[DESCRIPTION OF THE TASK] Pull every line of the entries that has the word "Bourgogne".

§ §

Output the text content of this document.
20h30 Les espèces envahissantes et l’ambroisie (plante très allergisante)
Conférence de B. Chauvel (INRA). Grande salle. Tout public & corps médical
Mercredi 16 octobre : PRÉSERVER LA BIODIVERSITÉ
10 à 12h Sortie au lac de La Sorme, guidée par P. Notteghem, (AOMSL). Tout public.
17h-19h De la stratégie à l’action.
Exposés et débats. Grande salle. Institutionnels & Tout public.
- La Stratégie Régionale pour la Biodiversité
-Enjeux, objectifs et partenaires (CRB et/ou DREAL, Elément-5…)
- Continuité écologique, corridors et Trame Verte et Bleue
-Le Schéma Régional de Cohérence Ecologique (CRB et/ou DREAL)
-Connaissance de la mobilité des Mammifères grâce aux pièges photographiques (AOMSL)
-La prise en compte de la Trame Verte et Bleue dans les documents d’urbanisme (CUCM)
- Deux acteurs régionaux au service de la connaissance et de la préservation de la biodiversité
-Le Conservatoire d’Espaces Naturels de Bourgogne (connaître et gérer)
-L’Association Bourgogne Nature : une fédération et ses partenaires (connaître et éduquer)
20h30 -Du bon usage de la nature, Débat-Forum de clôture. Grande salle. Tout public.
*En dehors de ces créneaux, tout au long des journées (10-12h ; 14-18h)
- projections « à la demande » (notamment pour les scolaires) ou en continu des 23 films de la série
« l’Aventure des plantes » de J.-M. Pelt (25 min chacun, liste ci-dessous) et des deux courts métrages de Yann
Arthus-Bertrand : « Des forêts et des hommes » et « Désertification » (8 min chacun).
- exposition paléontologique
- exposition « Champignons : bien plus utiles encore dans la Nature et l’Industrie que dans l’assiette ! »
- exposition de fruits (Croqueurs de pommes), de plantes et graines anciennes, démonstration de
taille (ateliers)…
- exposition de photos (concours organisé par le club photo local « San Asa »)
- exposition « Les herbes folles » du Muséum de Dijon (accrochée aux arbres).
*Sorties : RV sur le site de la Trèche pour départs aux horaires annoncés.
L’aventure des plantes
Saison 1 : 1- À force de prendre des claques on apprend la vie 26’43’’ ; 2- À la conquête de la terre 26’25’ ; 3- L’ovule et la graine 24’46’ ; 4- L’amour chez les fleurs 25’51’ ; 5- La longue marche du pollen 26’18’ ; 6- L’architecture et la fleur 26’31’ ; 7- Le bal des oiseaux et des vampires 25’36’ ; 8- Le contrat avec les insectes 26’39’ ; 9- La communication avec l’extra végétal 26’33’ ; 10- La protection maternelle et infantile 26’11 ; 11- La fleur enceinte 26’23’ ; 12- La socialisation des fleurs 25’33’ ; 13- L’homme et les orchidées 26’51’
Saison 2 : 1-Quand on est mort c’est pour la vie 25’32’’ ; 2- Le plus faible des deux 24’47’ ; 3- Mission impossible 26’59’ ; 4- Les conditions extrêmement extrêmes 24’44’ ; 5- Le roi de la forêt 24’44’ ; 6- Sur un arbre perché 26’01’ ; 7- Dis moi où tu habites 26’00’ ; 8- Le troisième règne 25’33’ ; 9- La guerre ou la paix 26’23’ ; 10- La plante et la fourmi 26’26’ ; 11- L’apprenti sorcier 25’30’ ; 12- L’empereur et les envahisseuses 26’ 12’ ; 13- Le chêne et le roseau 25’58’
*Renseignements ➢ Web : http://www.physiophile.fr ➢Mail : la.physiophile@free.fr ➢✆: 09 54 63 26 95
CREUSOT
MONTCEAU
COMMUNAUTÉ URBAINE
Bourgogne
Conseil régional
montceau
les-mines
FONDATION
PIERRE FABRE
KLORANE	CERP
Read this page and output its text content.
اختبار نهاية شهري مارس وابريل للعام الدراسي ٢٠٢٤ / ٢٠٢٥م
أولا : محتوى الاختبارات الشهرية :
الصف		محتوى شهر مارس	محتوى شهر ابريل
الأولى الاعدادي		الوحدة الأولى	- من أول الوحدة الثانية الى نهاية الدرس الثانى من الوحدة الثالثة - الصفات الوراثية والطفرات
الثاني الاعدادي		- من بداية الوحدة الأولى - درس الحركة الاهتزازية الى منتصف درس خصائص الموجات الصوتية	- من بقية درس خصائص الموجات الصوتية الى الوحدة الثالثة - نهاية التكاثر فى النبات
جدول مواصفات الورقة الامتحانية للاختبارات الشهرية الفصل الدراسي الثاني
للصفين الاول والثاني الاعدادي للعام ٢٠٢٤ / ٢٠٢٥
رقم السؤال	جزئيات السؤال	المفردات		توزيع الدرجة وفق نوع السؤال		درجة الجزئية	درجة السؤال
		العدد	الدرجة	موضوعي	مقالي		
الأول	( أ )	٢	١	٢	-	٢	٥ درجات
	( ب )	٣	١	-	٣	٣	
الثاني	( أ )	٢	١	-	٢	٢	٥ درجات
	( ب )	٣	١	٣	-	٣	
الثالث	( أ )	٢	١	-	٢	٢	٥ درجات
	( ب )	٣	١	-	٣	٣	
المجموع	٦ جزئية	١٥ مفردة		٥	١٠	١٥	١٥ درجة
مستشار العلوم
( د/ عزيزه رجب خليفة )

§ §

[RESPONSE TO THIS TASK]
-Le Conservatoire d’Espaces Naturels de Bourgogne (connaître et gérer)
-L’Association Bourgogne Nature : une fédération et ses partenaires (connaître et éduquer)
Bourgogne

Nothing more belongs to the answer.